[Saved data entries]

* * * * * * *

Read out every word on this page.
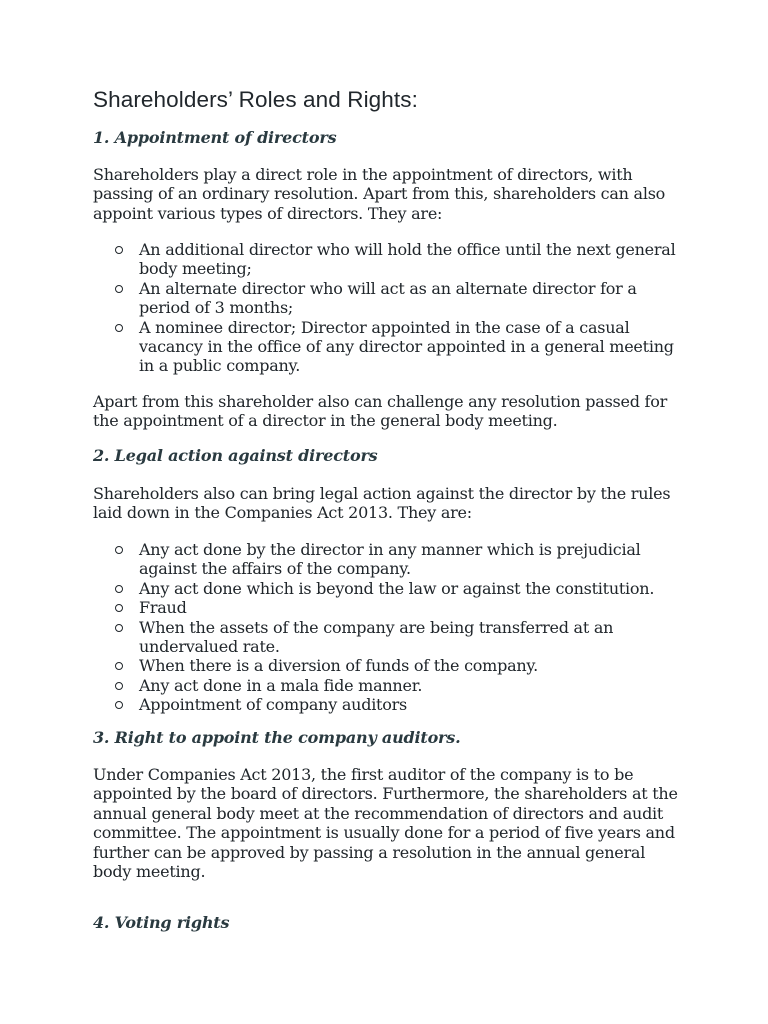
Shareholders’ Roles and Rights:
1. Appointment of directors

Shareholders play a direct role in the appointment of directors, with passing of an ordinary resolution. Apart from this, shareholders can also appoint various types of directors. They are:

An additional director who will hold the office until the next general body meeting;
An alternate director who will act as an alternate director for a period of 3 months;
A nominee director; Director appointed in the case of a casual vacancy in the office of any director appointed in a general meeting in a public company.

Apart from this shareholder also can challenge any resolution passed for the appointment of a director in the general body meeting.

2. Legal action against directors

Shareholders also can bring legal action against the director by the rules laid down in the Companies Act 2013. They are:

Any act done by the director in any manner which is prejudicial against the affairs of the company.
Any act done which is beyond the law or against the constitution.
Fraud
When the assets of the company are being transferred at an undervalued rate.
When there is a diversion of funds of the company.
Any act done in a mala fide manner.
Appointment of company auditors
3. Right to appoint the company auditors.

Under Companies Act 2013, the first auditor of the company is to be appointed by the board of directors. Furthermore, the shareholders at the annual general body meet at the recommendation of directors and audit committee. The appointment is usually done for a period of five years and further can be approved by passing a resolution in the annual general body meeting.

4. Voting rights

* * * * * * *

TASK TO COMPLETE:
Give the number of lines above that hold the word "They", and nothing more.

RESULT FOR THIS TASK:
2